Hope and heart: emotions stirred in Liverpool at season's crescendo | Donald McRae

Twenty-nine years after their last league title, and with the Hillsborough disaster stitched into the fabric of the club, players and supporters feel a palpable mixture of yearning and pride

Three weeks ago, amid a gripping Premier League title race, Phil Scraton and Margaret Aspinall walked into a room at Melwood, Liverpool’s training ground, to talk to a squad of multimillionaire footballers about the 30th anniversary of the Hillsborough tragedy. Scraton turned 70 this Friday and, despite his vast experience of life and injustice, of joy and horror, he felt anxious. His support of Liverpool stretches over 60 years. From the days of Billy Liddell, a star when the club were still in the old second division, to Liverpool’s domination of English football under Bill Shankly, Bob Paisley and Joe Fagan, and throughout the current 29-year wait for another league title, Scraton has been a fan.

◇ ◇ ◇ ◇ ◇ ◇ ◇

#### Requests
- 1) Transcribe the section of the Liverpool passage that opens with the words containing "Twenty-nine years after" and closes with "been a fan.".
- 2) Decide whether each statement agrees with the Liverpool passage, answering yes or no and quoting the deciding words: (a) Scraton had his 70th birthday on Friday. (b) Scraton and Aspinall spoke to the squad at Anfield. (c) Liverpool's last league title came 30 years before the season described.
The items that come after have no connection to the Liverpool passage.

#### Given entries
◇ ◇ ◇ ◇ ◇ ◇ ◇

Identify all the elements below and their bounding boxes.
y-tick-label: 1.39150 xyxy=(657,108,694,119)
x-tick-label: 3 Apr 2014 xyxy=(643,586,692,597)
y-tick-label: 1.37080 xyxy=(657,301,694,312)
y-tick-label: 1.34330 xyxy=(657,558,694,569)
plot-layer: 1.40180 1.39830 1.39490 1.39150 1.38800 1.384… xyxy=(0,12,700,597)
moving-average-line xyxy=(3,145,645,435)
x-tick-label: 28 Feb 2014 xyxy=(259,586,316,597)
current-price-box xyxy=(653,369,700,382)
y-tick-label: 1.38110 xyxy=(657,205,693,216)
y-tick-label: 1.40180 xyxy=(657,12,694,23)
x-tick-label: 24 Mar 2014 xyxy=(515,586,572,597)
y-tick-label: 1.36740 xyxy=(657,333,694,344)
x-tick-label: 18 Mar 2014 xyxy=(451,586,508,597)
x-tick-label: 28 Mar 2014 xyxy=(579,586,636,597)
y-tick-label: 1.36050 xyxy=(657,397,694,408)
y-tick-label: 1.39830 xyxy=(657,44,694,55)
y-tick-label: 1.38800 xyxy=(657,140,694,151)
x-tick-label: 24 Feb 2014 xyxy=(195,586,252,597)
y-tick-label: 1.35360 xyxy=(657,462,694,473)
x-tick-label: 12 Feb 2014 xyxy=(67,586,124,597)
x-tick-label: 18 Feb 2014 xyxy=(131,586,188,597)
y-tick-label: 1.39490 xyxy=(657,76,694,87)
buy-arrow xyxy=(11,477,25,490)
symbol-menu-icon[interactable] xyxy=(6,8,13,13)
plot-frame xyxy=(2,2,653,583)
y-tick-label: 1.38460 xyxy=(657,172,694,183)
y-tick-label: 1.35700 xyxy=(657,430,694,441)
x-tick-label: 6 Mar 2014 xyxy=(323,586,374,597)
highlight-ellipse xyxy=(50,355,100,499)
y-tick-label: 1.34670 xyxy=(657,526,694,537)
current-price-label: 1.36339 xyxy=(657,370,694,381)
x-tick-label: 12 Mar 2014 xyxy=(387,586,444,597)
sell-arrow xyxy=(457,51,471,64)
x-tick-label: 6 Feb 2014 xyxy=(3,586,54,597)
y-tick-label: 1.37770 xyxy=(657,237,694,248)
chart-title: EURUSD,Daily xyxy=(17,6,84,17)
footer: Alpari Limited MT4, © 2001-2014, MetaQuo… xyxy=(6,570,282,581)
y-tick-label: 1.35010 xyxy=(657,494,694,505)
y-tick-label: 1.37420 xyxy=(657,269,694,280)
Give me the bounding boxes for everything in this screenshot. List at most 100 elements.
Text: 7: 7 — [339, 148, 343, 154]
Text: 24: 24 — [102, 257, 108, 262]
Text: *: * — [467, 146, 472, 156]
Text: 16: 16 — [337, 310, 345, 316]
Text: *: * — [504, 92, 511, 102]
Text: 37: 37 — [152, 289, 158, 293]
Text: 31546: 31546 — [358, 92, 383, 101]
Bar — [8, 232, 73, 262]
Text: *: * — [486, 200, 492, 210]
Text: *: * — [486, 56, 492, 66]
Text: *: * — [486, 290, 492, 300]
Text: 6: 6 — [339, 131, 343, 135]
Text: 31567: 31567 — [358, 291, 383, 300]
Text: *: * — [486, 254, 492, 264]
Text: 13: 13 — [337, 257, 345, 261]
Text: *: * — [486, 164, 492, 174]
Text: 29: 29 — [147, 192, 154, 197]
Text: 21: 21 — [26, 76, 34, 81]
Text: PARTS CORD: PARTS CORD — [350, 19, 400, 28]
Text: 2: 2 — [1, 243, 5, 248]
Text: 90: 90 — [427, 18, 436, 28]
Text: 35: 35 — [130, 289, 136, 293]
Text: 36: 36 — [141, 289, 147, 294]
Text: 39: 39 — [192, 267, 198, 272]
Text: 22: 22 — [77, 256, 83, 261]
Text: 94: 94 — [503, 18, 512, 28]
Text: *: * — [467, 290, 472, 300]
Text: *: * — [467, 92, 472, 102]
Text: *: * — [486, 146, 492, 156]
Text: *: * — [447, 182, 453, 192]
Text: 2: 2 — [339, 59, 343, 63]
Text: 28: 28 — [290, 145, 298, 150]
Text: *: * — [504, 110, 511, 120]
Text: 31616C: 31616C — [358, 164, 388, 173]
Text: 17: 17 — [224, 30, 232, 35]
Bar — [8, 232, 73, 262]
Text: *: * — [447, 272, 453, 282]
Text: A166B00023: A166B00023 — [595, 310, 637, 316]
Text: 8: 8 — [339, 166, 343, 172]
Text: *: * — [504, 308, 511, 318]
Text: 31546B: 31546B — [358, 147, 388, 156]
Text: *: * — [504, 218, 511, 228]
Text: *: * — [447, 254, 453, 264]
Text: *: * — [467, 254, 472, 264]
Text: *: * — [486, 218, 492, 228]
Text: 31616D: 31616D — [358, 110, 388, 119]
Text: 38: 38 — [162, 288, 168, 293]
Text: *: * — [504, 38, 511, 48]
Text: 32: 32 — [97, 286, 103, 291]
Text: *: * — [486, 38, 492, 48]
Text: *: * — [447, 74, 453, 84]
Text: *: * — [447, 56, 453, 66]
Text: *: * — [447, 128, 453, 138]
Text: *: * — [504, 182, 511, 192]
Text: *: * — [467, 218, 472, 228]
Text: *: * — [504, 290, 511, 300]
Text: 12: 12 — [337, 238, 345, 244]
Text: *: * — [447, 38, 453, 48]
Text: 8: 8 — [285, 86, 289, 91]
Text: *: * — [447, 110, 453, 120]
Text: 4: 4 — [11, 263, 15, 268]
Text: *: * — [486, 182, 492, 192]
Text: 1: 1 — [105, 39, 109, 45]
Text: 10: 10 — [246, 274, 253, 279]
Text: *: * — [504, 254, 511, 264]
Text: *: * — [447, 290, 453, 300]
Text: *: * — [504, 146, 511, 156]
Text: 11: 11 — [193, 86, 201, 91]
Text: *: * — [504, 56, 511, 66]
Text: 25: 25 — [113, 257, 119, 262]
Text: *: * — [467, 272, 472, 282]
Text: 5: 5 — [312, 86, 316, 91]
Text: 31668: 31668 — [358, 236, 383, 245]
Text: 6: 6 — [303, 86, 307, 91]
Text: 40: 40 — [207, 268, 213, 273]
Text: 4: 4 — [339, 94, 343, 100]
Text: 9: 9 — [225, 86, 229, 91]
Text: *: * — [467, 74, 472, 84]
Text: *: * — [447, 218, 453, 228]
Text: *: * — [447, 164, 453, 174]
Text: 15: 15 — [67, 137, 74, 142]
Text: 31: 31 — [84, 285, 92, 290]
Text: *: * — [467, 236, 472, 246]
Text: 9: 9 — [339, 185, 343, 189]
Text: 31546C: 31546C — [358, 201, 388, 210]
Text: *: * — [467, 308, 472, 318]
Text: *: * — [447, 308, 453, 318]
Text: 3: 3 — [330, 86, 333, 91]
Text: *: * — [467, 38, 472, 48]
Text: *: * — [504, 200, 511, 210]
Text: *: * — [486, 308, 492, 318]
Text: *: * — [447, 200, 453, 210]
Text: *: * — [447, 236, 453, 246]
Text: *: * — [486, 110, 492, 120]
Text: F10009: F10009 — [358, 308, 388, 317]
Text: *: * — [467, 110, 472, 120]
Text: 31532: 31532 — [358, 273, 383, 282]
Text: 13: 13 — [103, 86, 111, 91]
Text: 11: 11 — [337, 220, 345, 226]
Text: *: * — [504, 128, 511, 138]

◇ ◇ ◇ ◇ ◇ ◇ ◇

#### Final answers
- 1)
Twenty-nine years after their last league title, and with the Hillsborough disaster stitched into the fabric of the club, players and supporters feel a palpable mixture of yearning and pride

Three weeks ago, amid a gripping Premier League title race, Phil Scraton and Margaret Aspinall walked into a room at Melwood, Liverpool’s training ground, to talk to a squad of multimillionaire footballers about the 30th anniversary of the Hillsborough tragedy. Scraton turned 70 this Friday and, despite his vast experience of life and injustice, of joy and horror, he felt anxious. His support of Liverpool stretches over 60 years. From the days of Billy Liddell, a star when the club were still in the old second division, to Liverpool’s domination of English football under Bill Shankly, Bob Paisley and Joe Fagan, and throughout the current 29-year wait for another league title, Scraton has been a fan.

- 2)
(a) Yes: "Scraton turned 70 this Friday"
(b) No: "walked into a room at Melwood, Liverpool’s training ground"
(c) No: "Twenty-nine years after their last league title"